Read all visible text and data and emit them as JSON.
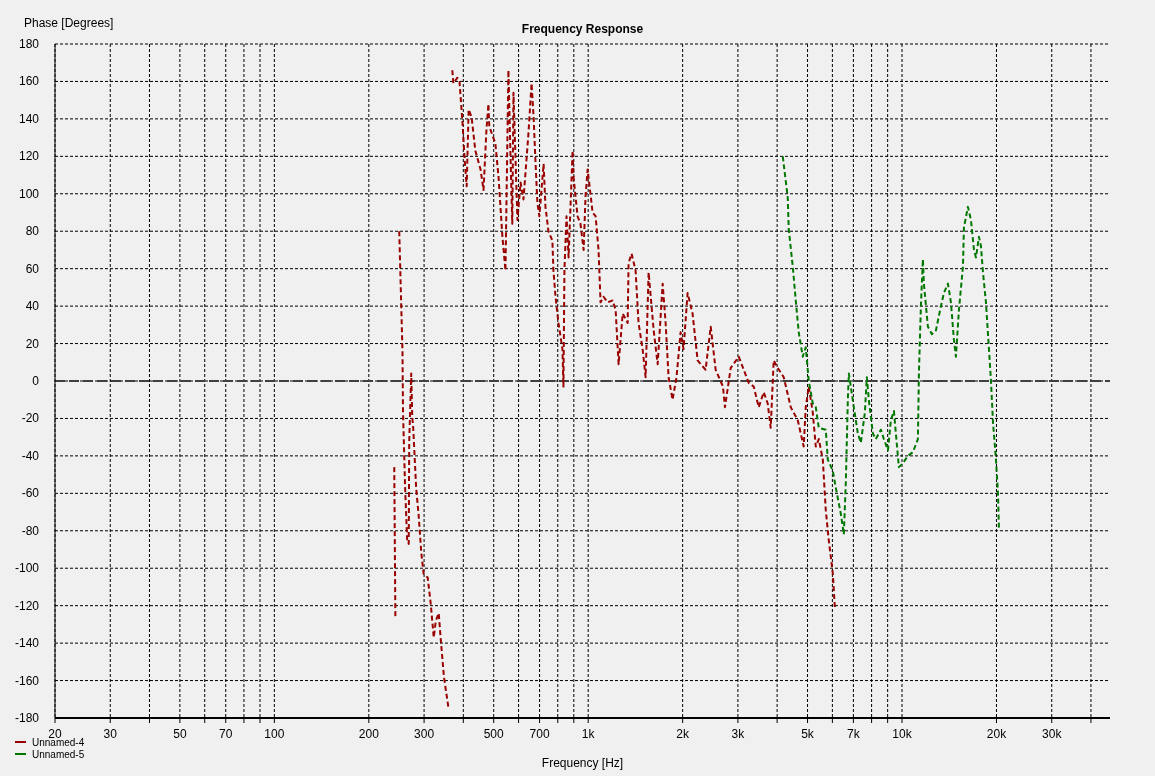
{
  "chart_data": {
    "type": "line",
    "title": "Frequency Response",
    "xlabel": "Frequency [Hz]",
    "ylabel": "Phase [Degrees]",
    "log": "x",
    "xlim": [
      20,
      46000
    ],
    "ylim": [
      -180,
      180
    ],
    "xticks": [
      20,
      30,
      {
        "value": 40,
        "label": null
      },
      50,
      {
        "value": 60,
        "label": null
      },
      70,
      {
        "value": 80,
        "label": null
      },
      {
        "value": 90,
        "label": null
      },
      100,
      200,
      300,
      {
        "value": 400,
        "label": null
      },
      500,
      {
        "value": 600,
        "label": null
      },
      700,
      {
        "value": 800,
        "label": null
      },
      {
        "value": 900,
        "label": null
      },
      {
        "value": 1000,
        "label": "1k"
      },
      {
        "value": 2000,
        "label": "2k"
      },
      {
        "value": 3000,
        "label": "3k"
      },
      {
        "value": 4000,
        "label": null
      },
      {
        "value": 5000,
        "label": "5k"
      },
      {
        "value": 6000,
        "label": null
      },
      {
        "value": 7000,
        "label": "7k"
      },
      {
        "value": 8000,
        "label": null
      },
      {
        "value": 9000,
        "label": null
      },
      {
        "value": 10000,
        "label": "10k"
      },
      {
        "value": 20000,
        "label": "20k"
      },
      {
        "value": 30000,
        "label": "30k"
      },
      {
        "value": 40000,
        "label": null
      }
    ],
    "yticks": [
      -180,
      -160,
      -140,
      -120,
      -100,
      -80,
      -60,
      -40,
      -20,
      0,
      20,
      40,
      60,
      80,
      100,
      120,
      140,
      160,
      180
    ],
    "grid": true,
    "legend": "bottom left",
    "line_style": "dashed",
    "marker": "none",
    "ref_lines": [
      {
        "axis": "y",
        "value": 0,
        "color": "#404040",
        "line_style": "dashed"
      }
    ],
    "series": [
      {
        "name": "Unnamed-4",
        "color": "#990000",
        "x": [
          241,
          243,
          245,
          250,
          256,
          257,
          261,
          265,
          268,
          269,
          273,
          275,
          277,
          283,
          288,
          294,
          299,
          308,
          315,
          322,
          327,
          334,
          339,
          347,
          359,
          365,
          369,
          372,
          383,
          389,
          398,
          404,
          410,
          416,
          425,
          437,
          454,
          464,
          474,
          481,
          484,
          506,
          518,
          533,
          545,
          557,
          565,
          573,
          578,
          595,
          609,
          622,
          645,
          660,
          670,
          679,
          689,
          699,
          721,
          731,
          747,
          769,
          775,
          787,
          804,
          828,
          834,
          840,
          853,
          866,
          892,
          898,
          925,
          945,
          967,
          981,
          996,
          1033,
          1056,
          1079,
          1095,
          1119,
          1153,
          1196,
          1223,
          1250,
          1288,
          1336,
          1345,
          1375,
          1416,
          1447,
          1491,
          1524,
          1558,
          1617,
          1665,
          1727,
          1765,
          1804,
          1857,
          1912,
          1970,
          2013,
          2074,
          2151,
          2232,
          2367,
          2457,
          2548,
          2688,
          2728,
          2846,
          3018,
          3248,
          3369,
          3495,
          3626,
          3733,
          3816,
          3901,
          4018,
          4199,
          4421,
          4655,
          4861,
          4935,
          5045,
          5197,
          5312,
          5430,
          5593,
          5716,
          5843,
          6020,
          6109
        ],
        "values": [
          -46,
          -126,
          null,
          80,
          16,
          -16,
          -57,
          -85,
          -87,
          -32,
          4,
          -19,
          -25,
          -57,
          -71,
          -92,
          -103,
          -105,
          -119,
          -137,
          -128,
          -124,
          -138,
          -158,
          -175,
          null,
          166,
          159,
          162,
          160,
          137,
          118,
          104,
          145,
          141,
          123,
          113,
          102,
          134,
          148,
          136,
          127,
          109,
          77,
          59,
          166,
          123,
          84,
          154,
          86,
          106,
          97,
          132,
          159,
          141,
          118,
          95,
          88,
          116,
          93,
          80,
          75,
          59,
          45,
          31,
          17,
          -3,
          59,
          88,
          66,
          123,
          109,
          88,
          84,
          70,
          99,
          113,
          90,
          88,
          70,
          42,
          45,
          42,
          43,
          38,
          9,
          36,
          31,
          63,
          68,
          59,
          31,
          17,
          2,
          58,
          27,
          9,
          52,
          31,
          2,
          -10,
          2,
          26,
          17,
          47,
          36,
          11,
          6,
          29,
          6,
          -3,
          -14,
          7,
          13,
          -1,
          -3,
          -14,
          -6,
          -12,
          -25,
          11,
          7,
          2,
          -14,
          -21,
          -35,
          -14,
          -3,
          -17,
          -35,
          -31,
          -42,
          -69,
          -85,
          -103,
          -121
        ]
      },
      {
        "name": "Unnamed-5",
        "color": "#007700",
        "x": [
          4169,
          4324,
          4356,
          4487,
          4586,
          4688,
          4828,
          4935,
          5045,
          5197,
          5312,
          5430,
          5716,
          5801,
          6020,
          6152,
          6383,
          6525,
          6622,
          6720,
          6770,
          7022,
          7231,
          7393,
          7614,
          7725,
          7839,
          8074,
          8253,
          8563,
          8754,
          9020,
          9216,
          9423,
          9560,
          9773,
          10060,
          10440,
          10834,
          11237,
          11320,
          11486,
          11656,
          11741,
          12092,
          12453,
          12823,
          13305,
          13600,
          14005,
          14318,
          14634,
          14853,
          15184,
          15637,
          15753,
          16219,
          16584,
          16954,
          17202,
          17585,
          17848,
          18113,
          18513,
          18926,
          19209,
          19493,
          19926,
          20221,
          20370
        ],
        "values": [
          120,
          98,
          81,
          61,
          43,
          26,
          13,
          18,
          0,
          -12,
          -14,
          -25,
          -26,
          -42,
          -48,
          -57,
          -71,
          -82,
          -54,
          -10,
          4,
          -14,
          -28,
          -33,
          -17,
          2,
          -10,
          -28,
          -31,
          -26,
          -31,
          -37,
          -21,
          -16,
          -28,
          -46,
          -44,
          -40,
          -38,
          -31,
          4,
          40,
          65,
          52,
          29,
          25,
          27,
          40,
          47,
          52,
          42,
          22,
          13,
          38,
          61,
          82,
          93,
          86,
          70,
          66,
          77,
          72,
          58,
          42,
          17,
          0,
          -22,
          -42,
          -60,
          -80
        ]
      }
    ]
  }
}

Set task:
Only a number is wanted: how many lines contain the word "dashed"?

Result for this exercise:
2